Work required
Omit any picture, and return the remaining data exactly as written.

•••

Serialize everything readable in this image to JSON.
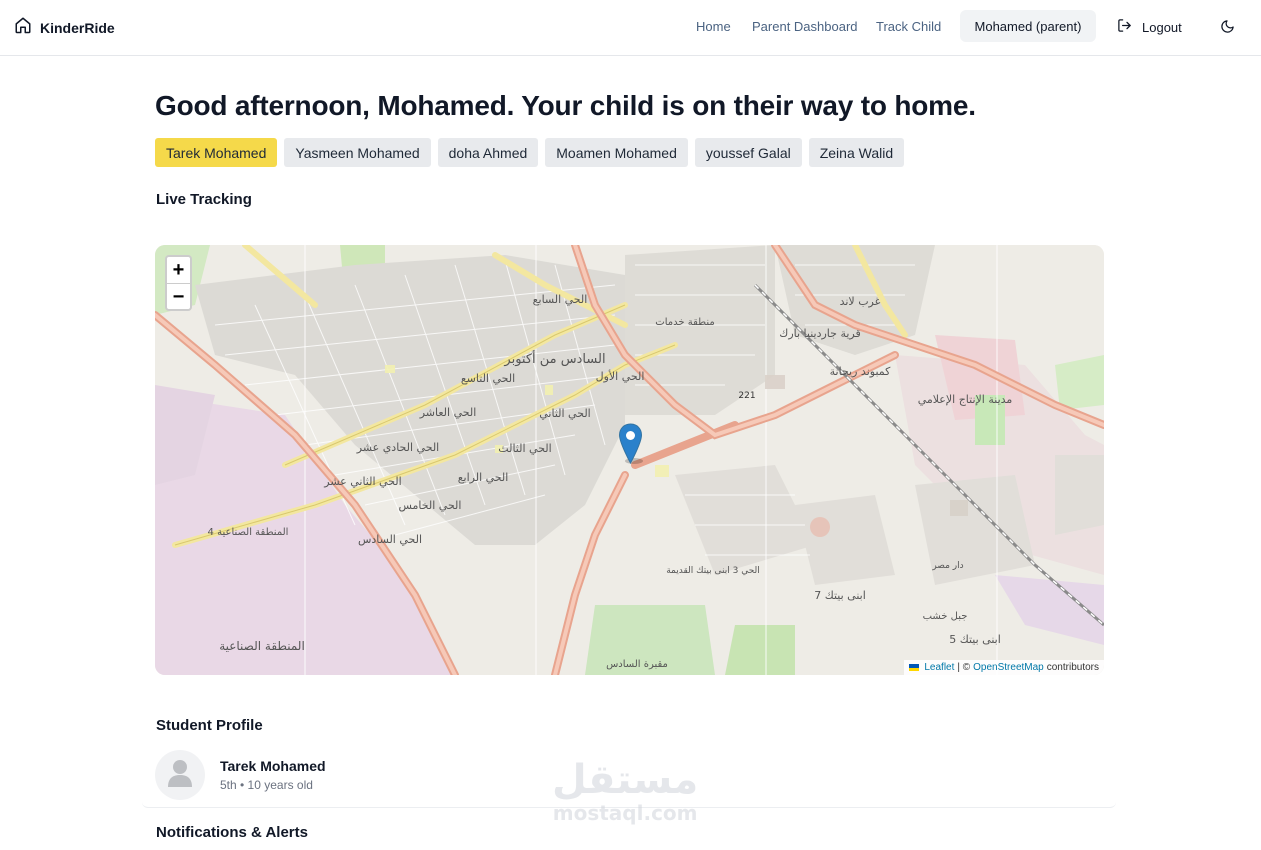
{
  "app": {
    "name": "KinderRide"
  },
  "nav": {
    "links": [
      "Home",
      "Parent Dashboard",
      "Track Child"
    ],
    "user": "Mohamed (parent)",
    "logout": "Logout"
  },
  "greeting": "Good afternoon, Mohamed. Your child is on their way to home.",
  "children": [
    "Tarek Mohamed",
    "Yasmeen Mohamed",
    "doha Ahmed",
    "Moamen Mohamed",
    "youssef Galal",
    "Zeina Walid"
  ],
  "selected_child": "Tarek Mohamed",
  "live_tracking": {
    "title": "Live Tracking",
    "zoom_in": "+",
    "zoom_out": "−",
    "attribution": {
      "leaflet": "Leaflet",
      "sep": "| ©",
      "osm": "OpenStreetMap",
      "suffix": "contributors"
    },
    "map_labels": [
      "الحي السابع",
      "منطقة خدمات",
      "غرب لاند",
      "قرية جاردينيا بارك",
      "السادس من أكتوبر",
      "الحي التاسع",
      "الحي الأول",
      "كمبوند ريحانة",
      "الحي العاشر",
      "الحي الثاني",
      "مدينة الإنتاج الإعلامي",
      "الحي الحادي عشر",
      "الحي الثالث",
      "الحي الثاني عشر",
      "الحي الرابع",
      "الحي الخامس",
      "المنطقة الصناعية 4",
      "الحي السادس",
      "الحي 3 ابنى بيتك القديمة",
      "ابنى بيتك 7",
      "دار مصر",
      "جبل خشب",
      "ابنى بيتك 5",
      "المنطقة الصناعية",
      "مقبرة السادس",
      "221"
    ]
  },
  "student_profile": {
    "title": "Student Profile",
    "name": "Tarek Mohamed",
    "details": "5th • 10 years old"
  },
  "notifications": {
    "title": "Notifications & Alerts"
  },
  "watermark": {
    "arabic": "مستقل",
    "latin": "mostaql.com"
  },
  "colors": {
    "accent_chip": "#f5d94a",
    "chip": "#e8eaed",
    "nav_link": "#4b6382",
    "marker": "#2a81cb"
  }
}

•••

Task solution
Serialize everything readable in this image to JSON.
{
  "app": {
    "name": "KinderRide"
  },
  "nav": {
    "links": [
      "Home",
      "Parent Dashboard",
      "Track Child"
    ],
    "user": "Mohamed (parent)",
    "logout": "Logout"
  },
  "greeting": "Good afternoon, Mohamed. Your child is on their way to home.",
  "children": [
    "Tarek Mohamed",
    "Yasmeen Mohamed",
    "doha Ahmed",
    "Moamen Mohamed",
    "youssef Galal",
    "Zeina Walid"
  ],
  "selected_child": "Tarek Mohamed",
  "live_tracking": {
    "title": "Live Tracking",
    "zoom_in": "+",
    "zoom_out": "−",
    "attribution": {
      "leaflet": "Leaflet",
      "sep": "| ©",
      "osm": "OpenStreetMap",
      "suffix": "contributors"
    },
    "map_labels": [
      "الحي السابع",
      "منطقة خدمات",
      "غرب لاند",
      "قرية جاردينيا بارك",
      "السادس من أكتوبر",
      "الحي التاسع",
      "الحي الأول",
      "كمبوند ريحانة",
      "الحي العاشر",
      "الحي الثاني",
      "مدينة الإنتاج الإعلامي",
      "الحي الحادي عشر",
      "الحي الثالث",
      "الحي الثاني عشر",
      "الحي الرابع",
      "الحي الخامس",
      "المنطقة الصناعية 4",
      "الحي السادس",
      "الحي 3 ابنى بيتك القديمة",
      "ابنى بيتك 7",
      "دار مصر",
      "جبل خشب",
      "ابنى بيتك 5",
      "المنطقة الصناعية",
      "مقبرة السادس",
      "221"
    ]
  },
  "student_profile": {
    "title": "Student Profile",
    "name": "Tarek Mohamed",
    "details": "5th • 10 years old"
  },
  "notifications": {
    "title": "Notifications & Alerts"
  },
  "watermark": {
    "arabic": "مستقل",
    "latin": "mostaql.com"
  },
  "colors": {
    "accent_chip": "#f5d94a",
    "chip": "#e8eaed",
    "nav_link": "#4b6382",
    "marker": "#2a81cb"
  }
}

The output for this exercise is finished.